Extracted material:
-=-=-

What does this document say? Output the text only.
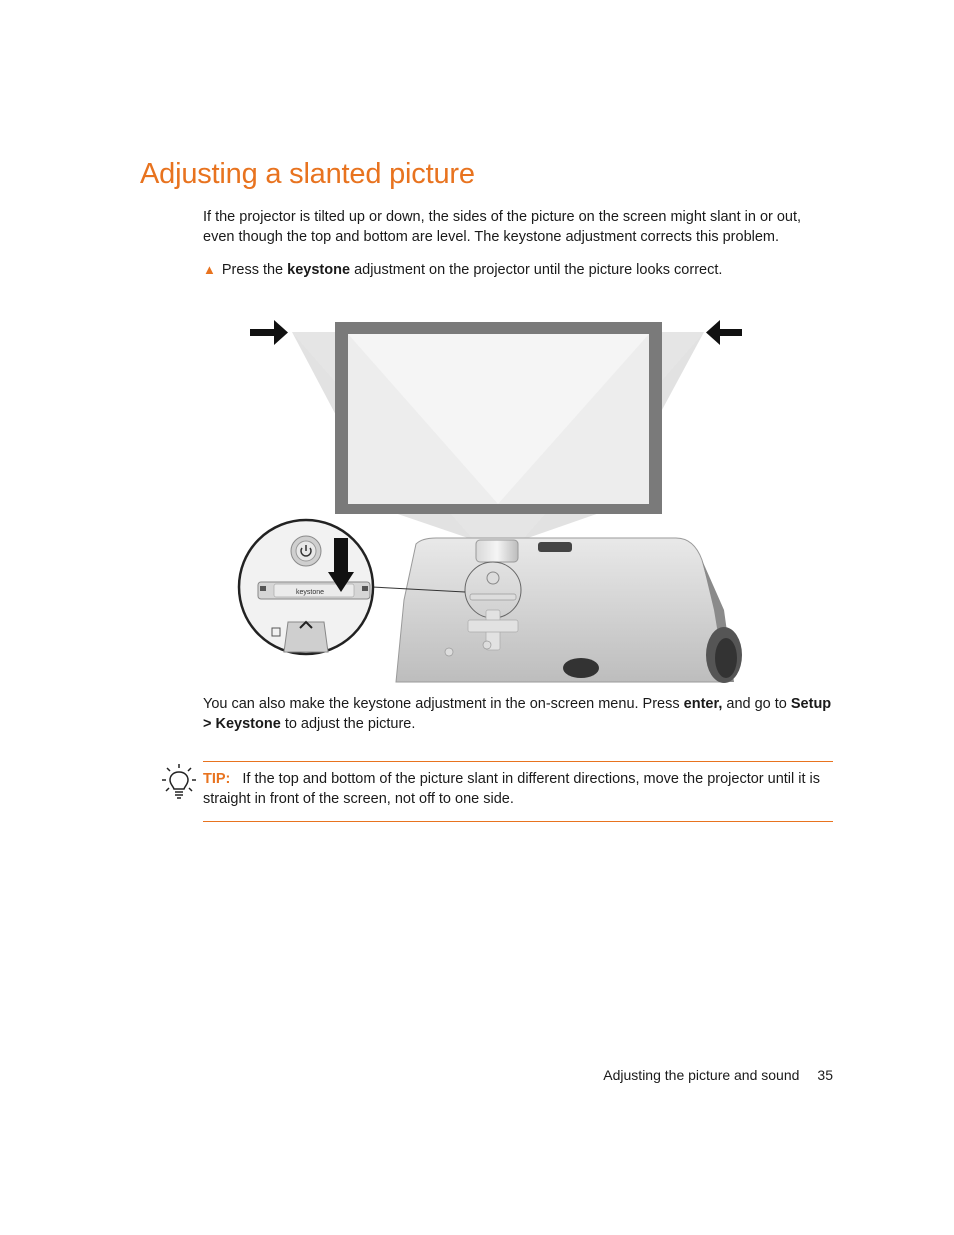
Adjusting a slanted picture

If the projector is tilted up or down, the sides of the picture on the screen might slant in or out, even though the top and bottom are level. The keystone adjustment corrects this problem.

▲ Press the keystone adjustment on the projector until the picture looks correct.

keystone

You can also make the keystone adjustment in the on-screen menu. Press enter, and go to Setup > Keystone to adjust the picture.

TIP: If the top and bottom of the picture slant in different directions, move the projector until it is straight in front of the screen, not off to one side.

Adjusting the picture and sound 35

-=-=-

Work to do: Restate the listing above word for word, and skip the pictures.

Written solution:
What does this document say? Output the text only.
Adjusting a slanted picture

If the projector is tilted up or down, the sides of the picture on the screen might slant in or out, even though the top and bottom are level. The keystone adjustment corrects this problem.

▲ Press the keystone adjustment on the projector until the picture looks correct.

keystone

You can also make the keystone adjustment in the on-screen menu. Press enter, and go to Setup > Keystone to adjust the picture.

TIP: If the top and bottom of the picture slant in different directions, move the projector until it is straight in front of the screen, not off to one side.

Adjusting the picture and sound 35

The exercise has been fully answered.